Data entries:
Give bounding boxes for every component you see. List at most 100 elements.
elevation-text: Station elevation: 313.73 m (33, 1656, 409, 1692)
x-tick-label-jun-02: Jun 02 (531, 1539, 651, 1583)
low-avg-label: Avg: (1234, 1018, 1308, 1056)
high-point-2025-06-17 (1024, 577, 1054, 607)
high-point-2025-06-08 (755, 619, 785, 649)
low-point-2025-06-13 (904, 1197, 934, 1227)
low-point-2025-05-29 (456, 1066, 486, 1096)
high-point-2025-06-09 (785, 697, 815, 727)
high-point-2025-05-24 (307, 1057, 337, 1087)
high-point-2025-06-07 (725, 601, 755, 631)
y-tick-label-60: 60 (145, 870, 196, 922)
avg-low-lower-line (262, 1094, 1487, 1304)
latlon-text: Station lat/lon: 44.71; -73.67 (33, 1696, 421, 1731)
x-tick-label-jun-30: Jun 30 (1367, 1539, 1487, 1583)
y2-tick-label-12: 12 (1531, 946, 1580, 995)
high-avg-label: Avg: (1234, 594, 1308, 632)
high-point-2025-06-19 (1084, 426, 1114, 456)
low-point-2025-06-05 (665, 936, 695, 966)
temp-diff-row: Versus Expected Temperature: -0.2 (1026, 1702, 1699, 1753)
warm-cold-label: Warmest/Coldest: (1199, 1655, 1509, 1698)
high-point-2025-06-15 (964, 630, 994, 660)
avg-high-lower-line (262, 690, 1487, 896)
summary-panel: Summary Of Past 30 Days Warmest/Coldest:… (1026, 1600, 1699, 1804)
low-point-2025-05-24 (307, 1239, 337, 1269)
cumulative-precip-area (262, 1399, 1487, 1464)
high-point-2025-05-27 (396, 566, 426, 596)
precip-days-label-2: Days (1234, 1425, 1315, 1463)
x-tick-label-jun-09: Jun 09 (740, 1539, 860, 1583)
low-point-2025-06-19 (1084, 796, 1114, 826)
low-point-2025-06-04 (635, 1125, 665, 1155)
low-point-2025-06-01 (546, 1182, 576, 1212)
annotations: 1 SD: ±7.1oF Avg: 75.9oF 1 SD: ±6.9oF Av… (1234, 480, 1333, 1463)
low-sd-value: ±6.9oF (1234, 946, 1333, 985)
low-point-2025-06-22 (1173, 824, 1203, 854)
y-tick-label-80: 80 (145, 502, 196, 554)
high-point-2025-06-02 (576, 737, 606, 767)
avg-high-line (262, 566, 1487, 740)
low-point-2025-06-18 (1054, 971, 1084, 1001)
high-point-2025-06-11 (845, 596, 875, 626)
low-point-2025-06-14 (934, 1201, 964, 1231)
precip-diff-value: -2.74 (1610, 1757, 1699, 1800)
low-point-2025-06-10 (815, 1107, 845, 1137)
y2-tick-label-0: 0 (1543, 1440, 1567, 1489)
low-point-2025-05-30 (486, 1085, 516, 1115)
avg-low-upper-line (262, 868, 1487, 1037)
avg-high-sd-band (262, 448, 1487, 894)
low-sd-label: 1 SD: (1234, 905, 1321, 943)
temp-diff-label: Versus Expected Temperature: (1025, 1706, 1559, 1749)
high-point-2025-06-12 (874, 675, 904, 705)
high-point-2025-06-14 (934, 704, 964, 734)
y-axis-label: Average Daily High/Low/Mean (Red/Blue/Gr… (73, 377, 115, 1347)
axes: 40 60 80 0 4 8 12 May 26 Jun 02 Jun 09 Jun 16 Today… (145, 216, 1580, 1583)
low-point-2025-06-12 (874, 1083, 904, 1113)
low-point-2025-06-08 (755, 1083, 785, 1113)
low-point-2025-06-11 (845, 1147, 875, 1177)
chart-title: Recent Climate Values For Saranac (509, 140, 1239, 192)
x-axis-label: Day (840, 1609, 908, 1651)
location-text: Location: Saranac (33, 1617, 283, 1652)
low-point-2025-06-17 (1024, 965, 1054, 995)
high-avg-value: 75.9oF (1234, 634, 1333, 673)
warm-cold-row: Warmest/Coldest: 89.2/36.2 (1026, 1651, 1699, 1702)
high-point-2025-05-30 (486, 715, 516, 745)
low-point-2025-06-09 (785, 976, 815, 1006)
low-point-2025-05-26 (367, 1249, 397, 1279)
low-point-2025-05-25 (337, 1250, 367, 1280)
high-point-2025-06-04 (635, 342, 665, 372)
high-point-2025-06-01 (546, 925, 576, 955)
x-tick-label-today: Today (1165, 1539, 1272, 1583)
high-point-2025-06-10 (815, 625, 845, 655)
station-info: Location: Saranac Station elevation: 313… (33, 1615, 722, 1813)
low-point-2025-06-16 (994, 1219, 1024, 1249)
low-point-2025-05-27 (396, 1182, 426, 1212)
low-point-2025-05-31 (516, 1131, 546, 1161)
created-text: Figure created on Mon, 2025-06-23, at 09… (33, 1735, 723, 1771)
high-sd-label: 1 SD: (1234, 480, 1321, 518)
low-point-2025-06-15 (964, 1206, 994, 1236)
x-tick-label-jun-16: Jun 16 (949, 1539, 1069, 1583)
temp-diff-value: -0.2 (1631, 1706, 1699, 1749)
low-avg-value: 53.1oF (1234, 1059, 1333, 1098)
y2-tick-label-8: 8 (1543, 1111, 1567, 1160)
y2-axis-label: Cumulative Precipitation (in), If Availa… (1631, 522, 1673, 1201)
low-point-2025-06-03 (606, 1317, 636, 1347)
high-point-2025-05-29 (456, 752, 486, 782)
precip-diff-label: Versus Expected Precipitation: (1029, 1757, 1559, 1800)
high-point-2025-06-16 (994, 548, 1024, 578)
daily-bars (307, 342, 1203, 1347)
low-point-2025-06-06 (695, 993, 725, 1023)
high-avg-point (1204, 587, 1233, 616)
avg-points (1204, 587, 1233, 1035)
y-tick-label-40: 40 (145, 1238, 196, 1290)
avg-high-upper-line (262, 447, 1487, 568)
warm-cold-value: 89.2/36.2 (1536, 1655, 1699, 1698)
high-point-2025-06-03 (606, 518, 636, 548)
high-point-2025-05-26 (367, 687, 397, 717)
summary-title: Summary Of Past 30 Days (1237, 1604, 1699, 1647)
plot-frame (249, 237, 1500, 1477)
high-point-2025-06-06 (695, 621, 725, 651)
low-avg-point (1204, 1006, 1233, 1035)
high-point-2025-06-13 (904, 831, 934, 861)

#### EXERCISE GOAL
Extract every line of the material above and reproduce each one verbatim.

#### THE ANSWER
Give bounding boxes for every component you see. List at most 100 elements.
elevation-text: Station elevation: 313.73 m (33, 1656, 409, 1692)
x-tick-label-jun-02: Jun 02 (531, 1539, 651, 1583)
low-avg-label: Avg: (1234, 1018, 1308, 1056)
high-point-2025-06-17 (1024, 577, 1054, 607)
high-point-2025-06-08 (755, 619, 785, 649)
low-point-2025-06-13 (904, 1197, 934, 1227)
low-point-2025-05-29 (456, 1066, 486, 1096)
high-point-2025-06-09 (785, 697, 815, 727)
high-point-2025-05-24 (307, 1057, 337, 1087)
high-point-2025-06-07 (725, 601, 755, 631)
y-tick-label-60: 60 (145, 870, 196, 922)
avg-low-lower-line (262, 1094, 1487, 1304)
latlon-text: Station lat/lon: 44.71; -73.67 (33, 1696, 421, 1731)
x-tick-label-jun-30: Jun 30 (1367, 1539, 1487, 1583)
y2-tick-label-12: 12 (1531, 946, 1580, 995)
high-avg-label: Avg: (1234, 594, 1308, 632)
high-point-2025-06-19 (1084, 426, 1114, 456)
low-point-2025-06-05 (665, 936, 695, 966)
temp-diff-row: Versus Expected Temperature: -0.2 (1026, 1702, 1699, 1753)
warm-cold-label: Warmest/Coldest: (1199, 1655, 1509, 1698)
high-point-2025-06-15 (964, 630, 994, 660)
avg-high-lower-line (262, 690, 1487, 896)
summary-panel: Summary Of Past 30 Days Warmest/Coldest:… (1026, 1600, 1699, 1804)
low-point-2025-05-24 (307, 1239, 337, 1269)
cumulative-precip-area (262, 1399, 1487, 1464)
high-point-2025-05-27 (396, 566, 426, 596)
precip-days-label-2: Days (1234, 1425, 1315, 1463)
x-tick-label-jun-09: Jun 09 (740, 1539, 860, 1583)
low-point-2025-06-19 (1084, 796, 1114, 826)
low-point-2025-06-04 (635, 1125, 665, 1155)
low-point-2025-06-01 (546, 1182, 576, 1212)
annotations: 1 SD: ±7.1oF Avg: 75.9oF 1 SD: ±6.9oF Av… (1234, 480, 1333, 1463)
low-sd-value: ±6.9oF (1234, 946, 1333, 985)
low-point-2025-06-22 (1173, 824, 1203, 854)
y-tick-label-80: 80 (145, 502, 196, 554)
high-point-2025-06-02 (576, 737, 606, 767)
avg-high-line (262, 566, 1487, 740)
low-point-2025-06-18 (1054, 971, 1084, 1001)
high-point-2025-06-11 (845, 596, 875, 626)
low-point-2025-06-14 (934, 1201, 964, 1231)
precip-diff-value: -2.74 (1610, 1757, 1699, 1800)
low-point-2025-06-10 (815, 1107, 845, 1137)
y2-tick-label-0: 0 (1543, 1440, 1567, 1489)
low-point-2025-05-30 (486, 1085, 516, 1115)
avg-low-upper-line (262, 868, 1487, 1037)
avg-high-sd-band (262, 448, 1487, 894)
low-sd-label: 1 SD: (1234, 905, 1321, 943)
temp-diff-label: Versus Expected Temperature: (1025, 1706, 1559, 1749)
high-point-2025-06-12 (874, 675, 904, 705)
high-point-2025-06-14 (934, 704, 964, 734)
y-axis-label: Average Daily High/Low/Mean (Red/Blue/Gr… (73, 377, 115, 1347)
axes: 40 60 80 0 4 8 12 May 26 Jun 02 Jun 09 Jun 16 Today… (145, 216, 1580, 1583)
low-point-2025-06-12 (874, 1083, 904, 1113)
low-point-2025-06-08 (755, 1083, 785, 1113)
low-point-2025-06-11 (845, 1147, 875, 1177)
chart-title: Recent Climate Values For Saranac (509, 140, 1239, 192)
x-axis-label: Day (840, 1609, 908, 1651)
location-text: Location: Saranac (33, 1617, 283, 1652)
low-point-2025-06-17 (1024, 965, 1054, 995)
high-avg-value: 75.9oF (1234, 634, 1333, 673)
warm-cold-row: Warmest/Coldest: 89.2/36.2 (1026, 1651, 1699, 1702)
high-point-2025-05-30 (486, 715, 516, 745)
low-point-2025-06-09 (785, 976, 815, 1006)
low-point-2025-05-26 (367, 1249, 397, 1279)
low-point-2025-05-25 (337, 1250, 367, 1280)
high-point-2025-06-04 (635, 342, 665, 372)
high-point-2025-06-01 (546, 925, 576, 955)
x-tick-label-today: Today (1165, 1539, 1272, 1583)
high-point-2025-06-10 (815, 625, 845, 655)
station-info: Location: Saranac Station elevation: 313… (33, 1615, 722, 1813)
low-point-2025-06-16 (994, 1219, 1024, 1249)
low-point-2025-05-27 (396, 1182, 426, 1212)
low-point-2025-05-31 (516, 1131, 546, 1161)
created-text: Figure created on Mon, 2025-06-23, at 09… (33, 1735, 723, 1771)
high-sd-label: 1 SD: (1234, 480, 1321, 518)
low-point-2025-06-15 (964, 1206, 994, 1236)
x-tick-label-jun-16: Jun 16 (949, 1539, 1069, 1583)
temp-diff-value: -0.2 (1631, 1706, 1699, 1749)
low-avg-value: 53.1oF (1234, 1059, 1333, 1098)
y2-tick-label-8: 8 (1543, 1111, 1567, 1160)
y2-axis-label: Cumulative Precipitation (in), If Availa… (1631, 522, 1673, 1201)
low-point-2025-06-03 (606, 1317, 636, 1347)
high-point-2025-05-29 (456, 752, 486, 782)
precip-diff-label: Versus Expected Precipitation: (1029, 1757, 1559, 1800)
high-point-2025-06-16 (994, 548, 1024, 578)
daily-bars (307, 342, 1203, 1347)
low-point-2025-06-06 (695, 993, 725, 1023)
high-avg-point (1204, 587, 1233, 616)
avg-points (1204, 587, 1233, 1035)
y-tick-label-40: 40 (145, 1238, 196, 1290)
avg-high-upper-line (262, 447, 1487, 568)
warm-cold-value: 89.2/36.2 (1536, 1655, 1699, 1698)
high-point-2025-06-03 (606, 518, 636, 548)
high-point-2025-05-26 (367, 687, 397, 717)
summary-title: Summary Of Past 30 Days (1237, 1604, 1699, 1647)
plot-frame (249, 237, 1500, 1477)
high-point-2025-06-06 (695, 621, 725, 651)
low-avg-point (1204, 1006, 1233, 1035)
high-point-2025-06-13 (904, 831, 934, 861)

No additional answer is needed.